◆ **Aim of the task**
Copy out all of the data below with no alterations.

(Entries with figure data)
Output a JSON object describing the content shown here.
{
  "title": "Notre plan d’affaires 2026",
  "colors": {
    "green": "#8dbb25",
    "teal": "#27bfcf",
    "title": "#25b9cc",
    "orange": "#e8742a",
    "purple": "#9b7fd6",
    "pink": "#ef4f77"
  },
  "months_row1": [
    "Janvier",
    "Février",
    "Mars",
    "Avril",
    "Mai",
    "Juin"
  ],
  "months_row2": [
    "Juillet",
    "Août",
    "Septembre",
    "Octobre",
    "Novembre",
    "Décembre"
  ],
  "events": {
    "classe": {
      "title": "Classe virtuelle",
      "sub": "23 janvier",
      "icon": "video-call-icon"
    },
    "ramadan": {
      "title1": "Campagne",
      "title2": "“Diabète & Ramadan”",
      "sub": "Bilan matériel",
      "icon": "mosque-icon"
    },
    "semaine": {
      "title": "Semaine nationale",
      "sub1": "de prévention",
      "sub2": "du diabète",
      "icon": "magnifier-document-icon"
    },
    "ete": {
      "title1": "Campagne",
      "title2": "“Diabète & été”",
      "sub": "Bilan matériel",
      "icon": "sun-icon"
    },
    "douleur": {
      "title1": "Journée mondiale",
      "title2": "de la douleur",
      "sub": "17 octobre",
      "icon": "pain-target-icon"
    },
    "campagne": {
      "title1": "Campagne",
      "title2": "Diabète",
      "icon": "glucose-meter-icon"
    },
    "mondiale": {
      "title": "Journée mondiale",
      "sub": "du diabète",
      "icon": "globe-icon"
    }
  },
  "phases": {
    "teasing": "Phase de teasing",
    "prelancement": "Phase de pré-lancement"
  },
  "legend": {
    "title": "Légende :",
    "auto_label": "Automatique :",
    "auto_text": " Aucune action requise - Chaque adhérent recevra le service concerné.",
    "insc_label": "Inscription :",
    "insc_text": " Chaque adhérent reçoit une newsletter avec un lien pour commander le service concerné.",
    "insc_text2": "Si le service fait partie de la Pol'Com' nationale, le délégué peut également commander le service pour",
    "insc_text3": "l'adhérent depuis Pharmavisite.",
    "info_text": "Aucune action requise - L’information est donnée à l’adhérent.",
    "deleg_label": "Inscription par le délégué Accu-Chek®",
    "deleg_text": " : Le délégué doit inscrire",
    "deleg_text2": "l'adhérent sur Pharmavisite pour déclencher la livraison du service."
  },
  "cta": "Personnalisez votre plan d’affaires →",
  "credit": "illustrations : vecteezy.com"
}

◆ **Answer to the task**
Output a JSON object describing the content shown here.
{
  "title": "Notre plan d’affaires 2026",
  "colors": {
    "green": "#8dbb25",
    "teal": "#27bfcf",
    "title": "#25b9cc",
    "orange": "#e8742a",
    "purple": "#9b7fd6",
    "pink": "#ef4f77"
  },
  "months_row1": [
    "Janvier",
    "Février",
    "Mars",
    "Avril",
    "Mai",
    "Juin"
  ],
  "months_row2": [
    "Juillet",
    "Août",
    "Septembre",
    "Octobre",
    "Novembre",
    "Décembre"
  ],
  "events": {
    "classe": {
      "title": "Classe virtuelle",
      "sub": "23 janvier",
      "icon": "video-call-icon"
    },
    "ramadan": {
      "title1": "Campagne",
      "title2": "“Diabète & Ramadan”",
      "sub": "Bilan matériel",
      "icon": "mosque-icon"
    },
    "semaine": {
      "title": "Semaine nationale",
      "sub1": "de prévention",
      "sub2": "du diabète",
      "icon": "magnifier-document-icon"
    },
    "ete": {
      "title1": "Campagne",
      "title2": "“Diabète & été”",
      "sub": "Bilan matériel",
      "icon": "sun-icon"
    },
    "douleur": {
      "title1": "Journée mondiale",
      "title2": "de la douleur",
      "sub": "17 octobre",
      "icon": "pain-target-icon"
    },
    "campagne": {
      "title1": "Campagne",
      "title2": "Diabète",
      "icon": "glucose-meter-icon"
    },
    "mondiale": {
      "title": "Journée mondiale",
      "sub": "du diabète",
      "icon": "globe-icon"
    }
  },
  "phases": {
    "teasing": "Phase de teasing",
    "prelancement": "Phase de pré-lancement"
  },
  "legend": {
    "title": "Légende :",
    "auto_label": "Automatique :",
    "auto_text": " Aucune action requise - Chaque adhérent recevra le service concerné.",
    "insc_label": "Inscription :",
    "insc_text": " Chaque adhérent reçoit une newsletter avec un lien pour commander le service concerné.",
    "insc_text2": "Si le service fait partie de la Pol'Com' nationale, le délégué peut également commander le service pour",
    "insc_text3": "l'adhérent depuis Pharmavisite.",
    "info_text": "Aucune action requise - L’information est donnée à l’adhérent.",
    "deleg_label": "Inscription par le délégué Accu-Chek®",
    "deleg_text": " : Le délégué doit inscrire",
    "deleg_text2": "l'adhérent sur Pharmavisite pour déclencher la livraison du service."
  },
  "cta": "Personnalisez votre plan d’affaires →",
  "credit": "illustrations : vecteezy.com"
}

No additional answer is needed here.